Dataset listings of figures
_____
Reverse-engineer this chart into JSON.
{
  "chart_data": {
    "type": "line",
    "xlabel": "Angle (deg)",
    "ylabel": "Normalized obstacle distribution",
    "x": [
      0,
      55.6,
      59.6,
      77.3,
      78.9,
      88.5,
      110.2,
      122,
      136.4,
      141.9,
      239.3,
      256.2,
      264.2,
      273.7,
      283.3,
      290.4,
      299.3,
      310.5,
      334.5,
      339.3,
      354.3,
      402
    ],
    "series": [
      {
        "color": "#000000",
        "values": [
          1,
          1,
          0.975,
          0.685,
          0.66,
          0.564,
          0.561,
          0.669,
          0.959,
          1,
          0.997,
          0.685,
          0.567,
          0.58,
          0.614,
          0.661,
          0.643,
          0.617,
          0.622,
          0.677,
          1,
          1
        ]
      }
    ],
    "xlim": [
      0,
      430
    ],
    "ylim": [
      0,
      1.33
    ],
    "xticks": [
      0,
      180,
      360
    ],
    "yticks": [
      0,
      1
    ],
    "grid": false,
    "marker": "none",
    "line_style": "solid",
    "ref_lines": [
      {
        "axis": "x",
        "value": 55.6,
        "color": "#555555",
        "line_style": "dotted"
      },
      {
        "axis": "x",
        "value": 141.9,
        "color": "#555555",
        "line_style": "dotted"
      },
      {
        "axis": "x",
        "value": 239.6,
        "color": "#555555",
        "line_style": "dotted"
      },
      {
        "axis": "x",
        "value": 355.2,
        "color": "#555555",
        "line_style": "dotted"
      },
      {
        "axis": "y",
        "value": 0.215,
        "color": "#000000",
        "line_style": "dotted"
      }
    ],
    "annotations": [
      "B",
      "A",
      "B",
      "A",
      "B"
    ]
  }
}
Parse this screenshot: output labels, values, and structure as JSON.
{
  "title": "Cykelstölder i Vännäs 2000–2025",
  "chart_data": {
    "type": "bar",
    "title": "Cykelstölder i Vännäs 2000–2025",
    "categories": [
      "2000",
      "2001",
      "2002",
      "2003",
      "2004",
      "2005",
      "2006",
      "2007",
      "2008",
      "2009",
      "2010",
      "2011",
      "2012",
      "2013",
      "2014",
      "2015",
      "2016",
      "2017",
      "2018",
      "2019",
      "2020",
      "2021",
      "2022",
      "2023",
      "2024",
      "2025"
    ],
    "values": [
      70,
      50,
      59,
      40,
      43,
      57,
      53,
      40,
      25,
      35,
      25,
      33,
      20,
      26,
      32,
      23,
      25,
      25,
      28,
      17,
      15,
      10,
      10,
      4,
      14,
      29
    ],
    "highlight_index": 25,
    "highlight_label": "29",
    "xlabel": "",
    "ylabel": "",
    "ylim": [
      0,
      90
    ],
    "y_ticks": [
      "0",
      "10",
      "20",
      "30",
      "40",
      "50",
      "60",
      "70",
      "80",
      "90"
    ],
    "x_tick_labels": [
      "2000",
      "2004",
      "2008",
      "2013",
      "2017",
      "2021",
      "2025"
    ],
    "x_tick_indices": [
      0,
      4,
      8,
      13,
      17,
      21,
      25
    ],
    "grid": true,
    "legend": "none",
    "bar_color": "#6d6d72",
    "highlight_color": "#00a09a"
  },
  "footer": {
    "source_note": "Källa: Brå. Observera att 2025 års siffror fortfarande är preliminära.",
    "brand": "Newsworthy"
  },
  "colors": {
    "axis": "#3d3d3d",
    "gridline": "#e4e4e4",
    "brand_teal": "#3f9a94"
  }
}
_____
What you will do: Give the count of lines in the listing above that include "Cykelstölder", with no other words.

Complete output: 2